Dataset excerpts:
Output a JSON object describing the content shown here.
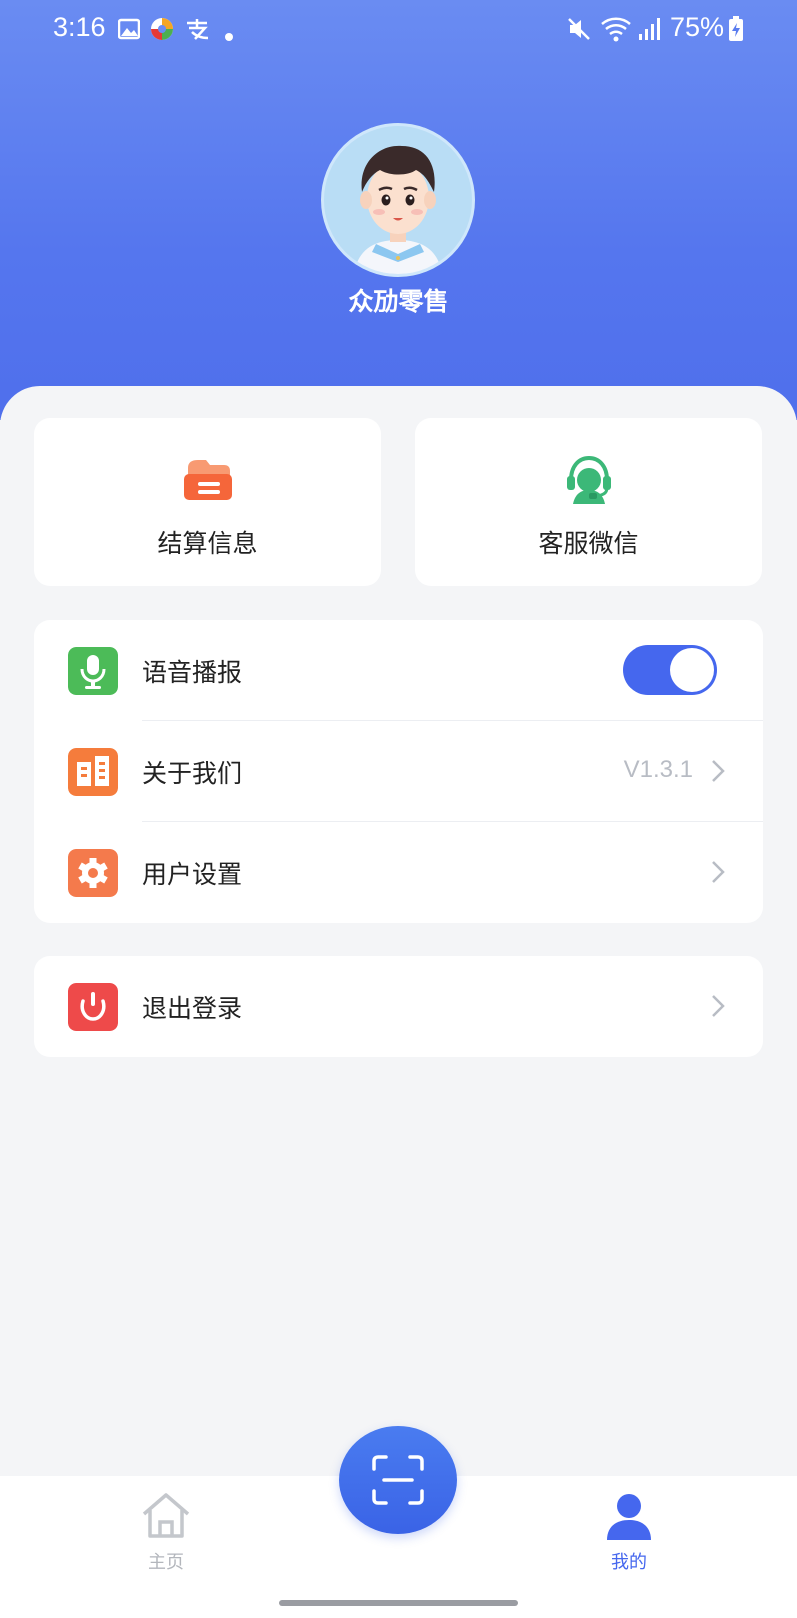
{
  "status_bar": {
    "time": "3:16",
    "battery": "75%"
  },
  "profile": {
    "name": "众劢零售"
  },
  "quick_actions": [
    {
      "label": "结算信息",
      "icon": "wallet-icon",
      "color": "#f5663a"
    },
    {
      "label": "客服微信",
      "icon": "headset-icon",
      "color": "#3cb878"
    }
  ],
  "menu": {
    "voice": {
      "label": "语音播报",
      "icon": "microphone-icon",
      "color": "#4cbb58",
      "enabled": true
    },
    "about": {
      "label": "关于我们",
      "icon": "building-icon",
      "color": "#f57c3c",
      "version": "V1.3.1"
    },
    "settings": {
      "label": "用户设置",
      "icon": "gear-icon",
      "color": "#f47a4c"
    }
  },
  "logout": {
    "label": "退出登录",
    "icon": "power-icon",
    "color": "#ee4a4a"
  },
  "tab_bar": {
    "home": "主页",
    "mine": "我的"
  },
  "colors": {
    "accent": "#4567ee",
    "header_top": "#6a8cf2",
    "header_bottom": "#4f6fec"
  }
}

Given request: Transcribe the preceding listing in its entirety and with exact wording, leaving out pictures.

Task solution:
Output a JSON object describing the content shown here.
{
  "status_bar": {
    "time": "3:16",
    "battery": "75%"
  },
  "profile": {
    "name": "众劢零售"
  },
  "quick_actions": [
    {
      "label": "结算信息",
      "icon": "wallet-icon",
      "color": "#f5663a"
    },
    {
      "label": "客服微信",
      "icon": "headset-icon",
      "color": "#3cb878"
    }
  ],
  "menu": {
    "voice": {
      "label": "语音播报",
      "icon": "microphone-icon",
      "color": "#4cbb58",
      "enabled": true
    },
    "about": {
      "label": "关于我们",
      "icon": "building-icon",
      "color": "#f57c3c",
      "version": "V1.3.1"
    },
    "settings": {
      "label": "用户设置",
      "icon": "gear-icon",
      "color": "#f47a4c"
    }
  },
  "logout": {
    "label": "退出登录",
    "icon": "power-icon",
    "color": "#ee4a4a"
  },
  "tab_bar": {
    "home": "主页",
    "mine": "我的"
  },
  "colors": {
    "accent": "#4567ee",
    "header_top": "#6a8cf2",
    "header_bottom": "#4f6fec"
  }
}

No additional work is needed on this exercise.